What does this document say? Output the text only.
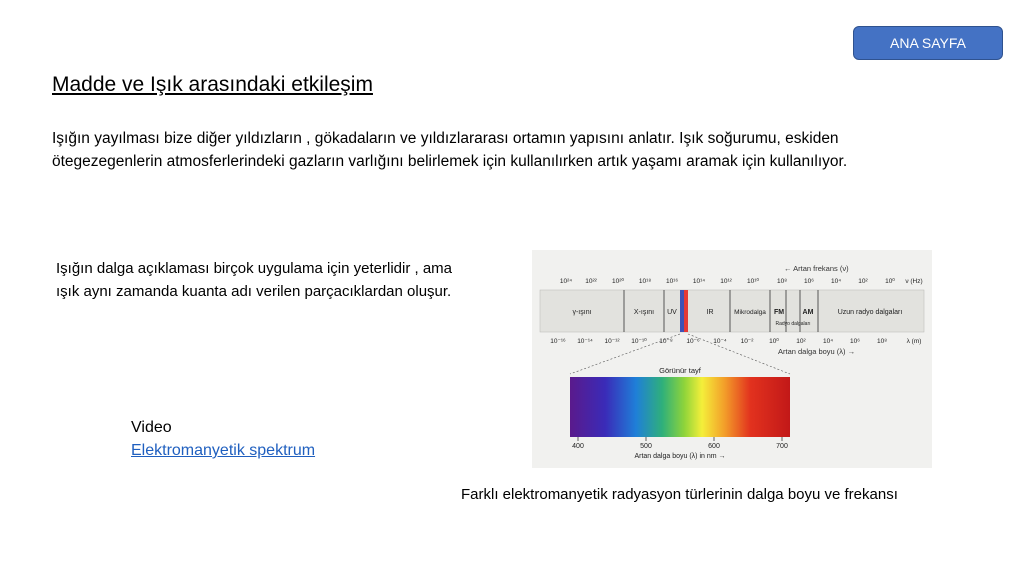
ANA SAYFA
Madde ve Işık arasındaki etkileşim

Işığın yayılması bize diğer yıldızların , gökadaların ve yıldızlararası ortamın yapısını anlatır. Işık soğurumu, eskiden
ötegezegenlerin atmosferlerindeki gazların varlığını belirlemek için kullanılırken artık yaşamı aramak için kullanılıyor.

Işığın dalga açıklaması birçok uygulama için yeterlidir , ama
ışık aynı zamanda kuanta adı verilen parçacıklardan oluşur.

Video
Elektromanyetik spektrum
← Artan frekans (ν)
10²⁴ 10²² 10²⁰ 10¹⁸ 10¹⁶ 10¹⁴ 10¹² 10¹⁰	10⁸	10⁶	10⁴	10²	10⁰ ν (Hz)
γ-ışını	X-ışını UV	IR	Mikrodalga FM	AM	Uzun radyo dalgaları
Radyo dalgaları
10⁻¹⁶ 10⁻¹⁴ 10⁻¹² 10⁻¹⁰ 10⁻⁸ 10⁻⁶ 10⁻⁴ 10⁻² 10⁰	10²	10⁴	10⁶	10⁸	λ (m)
Artan dalga boyu (λ) →
Görünür tayf
400	500	600	700
Artan dalga boyu (λ) in nm →
Farklı elektromanyetik radyasyon türlerinin dalga boyu ve frekansı
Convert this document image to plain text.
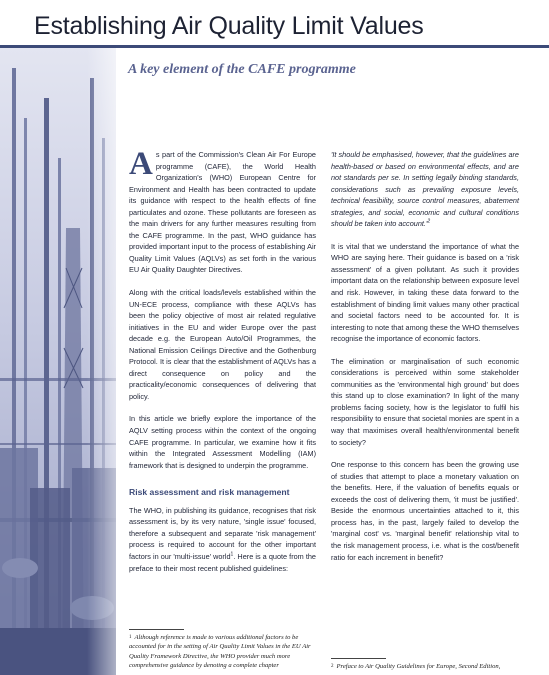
Establishing Air Quality Limit Values
A key element of the CAFE programme

As part of the Commission's Clean Air For Europe programme (CAFE), the World Health Organization's (WHO) European Centre for Environment and Health has been contracted to update its guidance with respect to the health effects of fine particulates and ozone. These pollutants are foreseen as the main drivers for any further measures resulting from the CAFE programme. In the past, WHO guidance has provided important input to the process of establishing Air Quality Limit Values (AQLVs) as set forth in the various EU Air Quality Daughter Directives.

Along with the critical loads/levels established within the UN-ECE process, compliance with these AQLVs has been the policy objective of most air related regulative initiatives in the EU and wider Europe over the past decade e.g. the European Auto/Oil Programmes, the National Emission Ceilings Directive and the Gothenburg Protocol. It is clear that the establishment of AQLVs has a direct consequence on policy and the practicality/economic consequences of delivering that policy.

In this article we briefly explore the importance of the AQLV setting process within the context of the ongoing CAFE programme. In particular, we examine how it fits within the Integrated Assessment Modelling (IAM) framework that is designed to underpin the programme.

Risk assessment and risk management

The WHO, in publishing its guidance, recognises that risk assessment is, by its very nature, 'single issue' focused, therefore a subsequent and separate 'risk management' process is required to account for the other important factors in our 'multi-issue' world$^1$. Here is a quote from the preface to their most recent published guidelines:

'It should be emphasised, however, that the guidelines are health-based or based on environmental effects, and are not standards per se. In setting legally binding standards, considerations such as prevailing exposure levels, technical feasibility, source control measures, abatement strategies, and social, economic and cultural conditions should be taken into $account.'^2$

It is vital that we understand the importance of what the WHO are saying here. Their guidance is based on a 'risk assessment' of a given pollutant. As such it provides important data on the relationship between exposure level and risk. However, in taking these data forward to the establishment of binding limit values many other practical and societal factors need to be accounted for. It is interesting to note that among these the WHO themselves recognise the importance of economic factors.

The elimination or marginalisation of such economic considerations is perceived within some stakeholder communities as the 'environmental high ground' but does this stand up to close examination? In light of the many problems facing society, how is the legislator to fulfil his responsibility to ensure that societal monies are spent in a way that maximises overall health/environmental benefit to society?

One response to this concern has been the growing use of studies that attempt to place a monetary valuation on the benefits. Here, if the valuation of benefits equals or exceeds the cost of delivering them, 'it must be justified'. Beside the enormous uncertainties attached to it, this process has, in the past, largely failed to develop the 'marginal cost' vs. 'marginal benefit' relationship vital to the risk management process, i.e. what is the cost/benefit ratio for each increment in benefit?

$^1$ Although reference is made to various additional factors to be accounted for in the setting of Air Quality Limit Values in the EU Air Quality Framework Directive, the WHO provider much more comprehensive guidance by denoting a complete chapter	$^2$ Preface to Air Quality Guidelines for Europe, Second Edition,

..............................

▸ WORK TO COMPLETE:
From the material above, copy each line that includes the word "vital".

▸ WRITTEN RESPONSE:
It is vital that we understand the importance of what the WHO are saying here. Their guidance is based on a 'risk assessment' of a given pollutant. As such it provides important data on the relationship between exposure level and risk. However, in taking these data forward to the establishment of binding limit values many other practical and societal factors need to be accounted for. It is interesting to note that among these the WHO themselves recognise the importance of economic factors.
One response to this concern has been the growing use of studies that attempt to place a monetary valuation on the benefits. Here, if the valuation of benefits equals or exceeds the cost of delivering them, 'it must be justified'. Beside the enormous uncertainties attached to it, this process has, in the past, largely failed to develop the 'marginal cost' vs. 'marginal benefit' relationship vital to the risk management process, i.e. what is the cost/benefit ratio for each increment in benefit?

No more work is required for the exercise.